Task goal — Search the material below for the word "Baja". Copy every line that has it.

Source material —

------------------------------

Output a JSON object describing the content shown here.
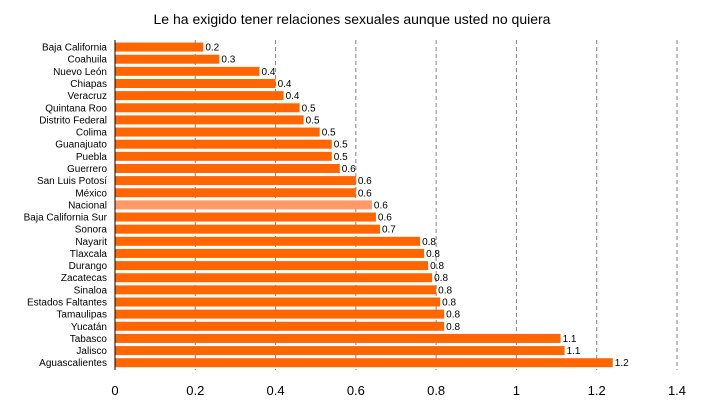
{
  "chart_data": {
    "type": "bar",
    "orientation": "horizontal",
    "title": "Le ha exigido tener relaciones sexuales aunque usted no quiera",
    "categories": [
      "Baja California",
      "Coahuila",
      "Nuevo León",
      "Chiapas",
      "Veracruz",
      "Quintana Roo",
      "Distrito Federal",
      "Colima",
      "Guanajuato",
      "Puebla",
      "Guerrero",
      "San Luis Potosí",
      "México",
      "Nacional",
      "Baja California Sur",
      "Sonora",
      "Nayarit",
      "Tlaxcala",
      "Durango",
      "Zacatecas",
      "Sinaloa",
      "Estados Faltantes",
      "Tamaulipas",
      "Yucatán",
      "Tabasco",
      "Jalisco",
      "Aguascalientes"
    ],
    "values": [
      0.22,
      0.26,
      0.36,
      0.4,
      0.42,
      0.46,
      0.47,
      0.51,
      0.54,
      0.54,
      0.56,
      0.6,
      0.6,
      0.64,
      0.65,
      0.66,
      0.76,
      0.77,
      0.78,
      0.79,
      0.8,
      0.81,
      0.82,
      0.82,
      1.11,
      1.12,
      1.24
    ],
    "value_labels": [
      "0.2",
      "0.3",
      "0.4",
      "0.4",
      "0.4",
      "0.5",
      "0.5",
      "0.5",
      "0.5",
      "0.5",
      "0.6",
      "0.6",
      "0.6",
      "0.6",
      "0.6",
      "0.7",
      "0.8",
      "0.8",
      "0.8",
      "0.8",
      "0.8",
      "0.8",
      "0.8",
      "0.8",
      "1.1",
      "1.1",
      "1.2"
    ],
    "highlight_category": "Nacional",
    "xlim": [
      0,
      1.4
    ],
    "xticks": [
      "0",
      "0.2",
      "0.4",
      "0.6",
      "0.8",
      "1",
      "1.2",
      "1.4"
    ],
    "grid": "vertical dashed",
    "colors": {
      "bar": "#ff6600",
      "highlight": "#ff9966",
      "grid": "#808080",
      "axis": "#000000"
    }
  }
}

------------------------------

Task answer —
      "Baja California",
      "Baja California Sur",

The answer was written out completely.